## Goal:
Search the material below for the string "title" and extract each line that has it.

[Entries from a visual dataset]
=====
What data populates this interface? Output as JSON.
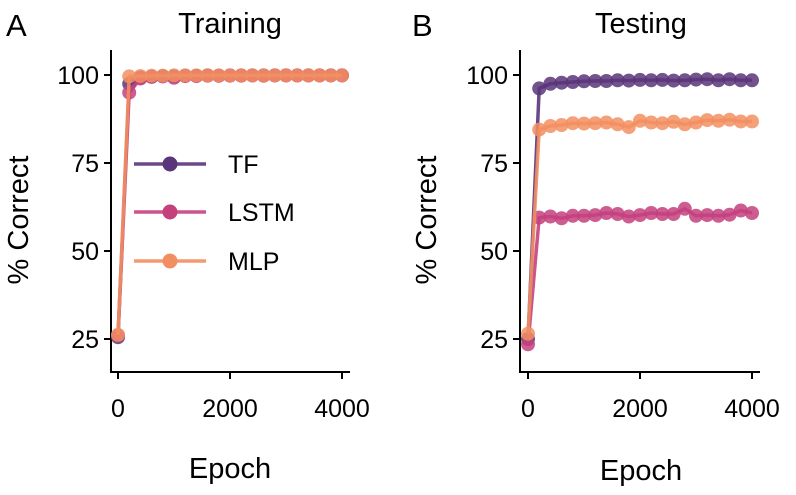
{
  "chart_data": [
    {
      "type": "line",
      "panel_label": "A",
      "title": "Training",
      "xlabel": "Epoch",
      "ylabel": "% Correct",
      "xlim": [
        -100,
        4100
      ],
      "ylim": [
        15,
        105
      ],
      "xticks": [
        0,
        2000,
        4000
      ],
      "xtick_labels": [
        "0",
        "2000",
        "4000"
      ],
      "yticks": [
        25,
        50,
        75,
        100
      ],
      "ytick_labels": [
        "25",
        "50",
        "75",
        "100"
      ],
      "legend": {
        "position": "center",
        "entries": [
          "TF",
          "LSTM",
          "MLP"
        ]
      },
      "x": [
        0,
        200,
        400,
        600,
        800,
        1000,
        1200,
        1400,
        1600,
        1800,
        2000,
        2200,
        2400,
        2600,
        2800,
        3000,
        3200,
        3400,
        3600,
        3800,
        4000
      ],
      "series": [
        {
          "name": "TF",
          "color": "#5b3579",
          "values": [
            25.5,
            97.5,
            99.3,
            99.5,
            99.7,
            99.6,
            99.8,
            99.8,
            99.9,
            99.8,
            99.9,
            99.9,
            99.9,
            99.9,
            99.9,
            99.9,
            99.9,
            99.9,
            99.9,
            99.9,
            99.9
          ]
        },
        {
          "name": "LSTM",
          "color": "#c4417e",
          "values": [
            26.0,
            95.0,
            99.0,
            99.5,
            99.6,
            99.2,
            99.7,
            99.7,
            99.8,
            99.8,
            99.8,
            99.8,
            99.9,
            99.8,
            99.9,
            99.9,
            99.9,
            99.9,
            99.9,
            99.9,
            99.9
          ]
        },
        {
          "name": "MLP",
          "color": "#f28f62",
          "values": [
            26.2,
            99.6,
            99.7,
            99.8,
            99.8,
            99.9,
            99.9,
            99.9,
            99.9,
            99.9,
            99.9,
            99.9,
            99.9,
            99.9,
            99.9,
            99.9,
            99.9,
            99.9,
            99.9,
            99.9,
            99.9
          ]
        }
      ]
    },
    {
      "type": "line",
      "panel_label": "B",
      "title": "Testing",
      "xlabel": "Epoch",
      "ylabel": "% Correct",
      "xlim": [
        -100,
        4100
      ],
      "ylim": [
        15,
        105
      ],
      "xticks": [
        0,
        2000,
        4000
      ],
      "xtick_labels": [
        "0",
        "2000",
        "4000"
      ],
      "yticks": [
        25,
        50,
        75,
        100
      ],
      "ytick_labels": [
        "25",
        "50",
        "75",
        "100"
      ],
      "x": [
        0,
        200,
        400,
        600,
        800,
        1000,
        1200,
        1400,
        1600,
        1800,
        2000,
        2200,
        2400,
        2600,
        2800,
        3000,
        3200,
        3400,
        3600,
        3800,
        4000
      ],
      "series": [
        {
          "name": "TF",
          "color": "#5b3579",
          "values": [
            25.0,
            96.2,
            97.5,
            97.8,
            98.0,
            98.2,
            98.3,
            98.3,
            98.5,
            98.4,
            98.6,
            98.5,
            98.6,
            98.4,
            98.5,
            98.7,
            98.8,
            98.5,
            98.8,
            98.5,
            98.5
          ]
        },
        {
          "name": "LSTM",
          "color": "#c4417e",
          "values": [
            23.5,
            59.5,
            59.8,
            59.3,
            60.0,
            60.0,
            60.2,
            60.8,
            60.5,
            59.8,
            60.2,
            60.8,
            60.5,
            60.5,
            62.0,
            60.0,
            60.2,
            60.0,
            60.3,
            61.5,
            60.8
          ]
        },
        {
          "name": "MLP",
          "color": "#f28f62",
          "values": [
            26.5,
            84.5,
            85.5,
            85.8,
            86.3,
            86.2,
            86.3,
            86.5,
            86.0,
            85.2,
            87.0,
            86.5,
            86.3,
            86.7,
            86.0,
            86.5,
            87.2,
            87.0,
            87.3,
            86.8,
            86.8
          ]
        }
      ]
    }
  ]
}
=====
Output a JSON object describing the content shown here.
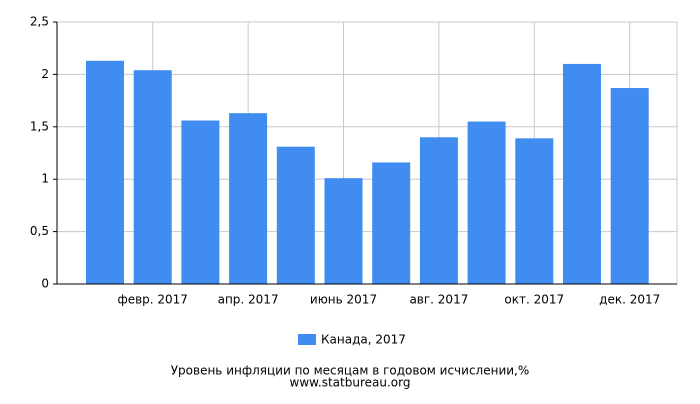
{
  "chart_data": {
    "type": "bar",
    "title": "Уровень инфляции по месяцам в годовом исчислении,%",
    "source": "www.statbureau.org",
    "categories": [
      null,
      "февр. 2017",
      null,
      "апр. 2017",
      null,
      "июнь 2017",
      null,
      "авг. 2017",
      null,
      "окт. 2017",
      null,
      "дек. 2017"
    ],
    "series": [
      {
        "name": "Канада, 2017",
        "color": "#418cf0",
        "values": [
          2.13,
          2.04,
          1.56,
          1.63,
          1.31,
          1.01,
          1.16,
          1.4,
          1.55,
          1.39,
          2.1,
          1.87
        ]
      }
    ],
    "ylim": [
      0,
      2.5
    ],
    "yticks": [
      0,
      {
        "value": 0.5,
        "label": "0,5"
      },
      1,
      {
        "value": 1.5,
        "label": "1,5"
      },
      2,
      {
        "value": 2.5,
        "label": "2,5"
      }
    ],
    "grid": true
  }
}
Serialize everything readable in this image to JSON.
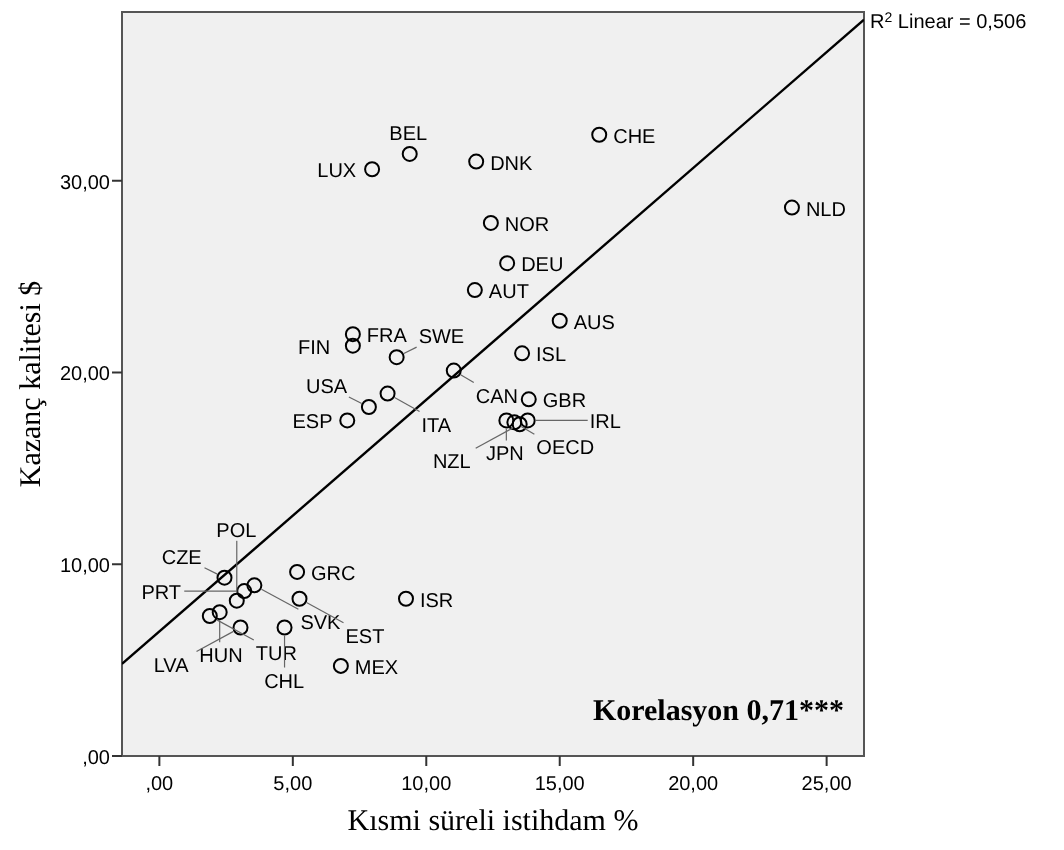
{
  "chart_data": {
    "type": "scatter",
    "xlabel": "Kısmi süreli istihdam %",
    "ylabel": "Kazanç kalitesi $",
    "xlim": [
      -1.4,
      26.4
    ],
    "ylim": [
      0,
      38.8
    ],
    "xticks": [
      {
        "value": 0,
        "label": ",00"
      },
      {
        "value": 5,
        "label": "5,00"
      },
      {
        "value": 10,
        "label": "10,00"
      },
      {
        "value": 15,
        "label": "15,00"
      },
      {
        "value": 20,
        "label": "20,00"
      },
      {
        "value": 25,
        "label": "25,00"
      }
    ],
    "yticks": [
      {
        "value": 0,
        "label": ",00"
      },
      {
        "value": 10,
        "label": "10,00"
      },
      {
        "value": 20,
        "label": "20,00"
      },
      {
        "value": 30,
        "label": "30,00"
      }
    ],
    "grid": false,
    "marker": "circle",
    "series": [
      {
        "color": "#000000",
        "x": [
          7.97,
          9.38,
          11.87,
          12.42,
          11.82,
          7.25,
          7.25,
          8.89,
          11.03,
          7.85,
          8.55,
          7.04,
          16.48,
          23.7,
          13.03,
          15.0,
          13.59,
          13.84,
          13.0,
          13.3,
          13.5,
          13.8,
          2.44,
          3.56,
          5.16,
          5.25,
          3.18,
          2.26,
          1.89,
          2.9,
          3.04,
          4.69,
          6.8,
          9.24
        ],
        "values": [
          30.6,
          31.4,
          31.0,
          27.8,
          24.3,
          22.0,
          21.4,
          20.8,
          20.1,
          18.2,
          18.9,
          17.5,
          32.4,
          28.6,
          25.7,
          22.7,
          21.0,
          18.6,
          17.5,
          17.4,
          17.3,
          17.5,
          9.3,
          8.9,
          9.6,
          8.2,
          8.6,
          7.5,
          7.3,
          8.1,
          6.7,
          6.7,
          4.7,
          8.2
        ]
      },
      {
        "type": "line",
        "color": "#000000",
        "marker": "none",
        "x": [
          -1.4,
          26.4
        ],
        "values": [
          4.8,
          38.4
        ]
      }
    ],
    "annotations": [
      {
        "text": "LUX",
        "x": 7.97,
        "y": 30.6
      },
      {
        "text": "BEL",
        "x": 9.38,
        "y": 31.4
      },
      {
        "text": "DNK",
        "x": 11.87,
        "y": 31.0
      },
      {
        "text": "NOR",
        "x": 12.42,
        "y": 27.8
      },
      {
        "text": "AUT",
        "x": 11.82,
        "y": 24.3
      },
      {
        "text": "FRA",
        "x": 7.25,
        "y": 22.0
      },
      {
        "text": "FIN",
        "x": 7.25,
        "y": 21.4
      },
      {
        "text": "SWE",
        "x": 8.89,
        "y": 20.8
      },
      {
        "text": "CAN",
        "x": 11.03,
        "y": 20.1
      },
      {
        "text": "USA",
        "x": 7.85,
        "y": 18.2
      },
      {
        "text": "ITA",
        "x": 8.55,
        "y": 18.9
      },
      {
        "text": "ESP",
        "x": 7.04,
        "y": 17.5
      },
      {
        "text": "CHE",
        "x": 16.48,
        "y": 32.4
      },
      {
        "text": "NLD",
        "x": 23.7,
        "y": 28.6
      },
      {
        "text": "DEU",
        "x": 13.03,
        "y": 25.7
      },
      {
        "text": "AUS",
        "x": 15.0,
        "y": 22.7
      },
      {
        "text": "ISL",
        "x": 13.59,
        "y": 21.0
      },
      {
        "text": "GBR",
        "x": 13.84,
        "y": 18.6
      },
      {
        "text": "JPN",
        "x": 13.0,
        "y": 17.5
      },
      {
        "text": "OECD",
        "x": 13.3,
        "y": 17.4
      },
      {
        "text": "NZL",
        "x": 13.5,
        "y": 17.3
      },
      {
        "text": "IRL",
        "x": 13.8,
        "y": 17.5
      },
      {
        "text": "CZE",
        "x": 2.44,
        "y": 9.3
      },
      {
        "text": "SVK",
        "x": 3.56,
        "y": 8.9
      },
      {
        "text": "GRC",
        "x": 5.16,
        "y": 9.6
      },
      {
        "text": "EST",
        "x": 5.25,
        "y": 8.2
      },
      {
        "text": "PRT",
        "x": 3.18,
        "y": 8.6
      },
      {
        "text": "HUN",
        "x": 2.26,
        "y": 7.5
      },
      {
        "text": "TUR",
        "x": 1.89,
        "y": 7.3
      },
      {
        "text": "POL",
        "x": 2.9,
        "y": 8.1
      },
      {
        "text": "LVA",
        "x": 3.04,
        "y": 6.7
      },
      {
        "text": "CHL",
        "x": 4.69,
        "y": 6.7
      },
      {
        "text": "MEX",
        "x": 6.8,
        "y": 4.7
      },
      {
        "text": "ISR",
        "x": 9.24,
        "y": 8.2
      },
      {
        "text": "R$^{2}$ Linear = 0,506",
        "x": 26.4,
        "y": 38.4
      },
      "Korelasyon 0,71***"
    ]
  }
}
=====
## Final answer:
      "title": "Training",
      "title": "Testing",
    "title": "Уровень инфляции по месяцам в годовом исчислении,%",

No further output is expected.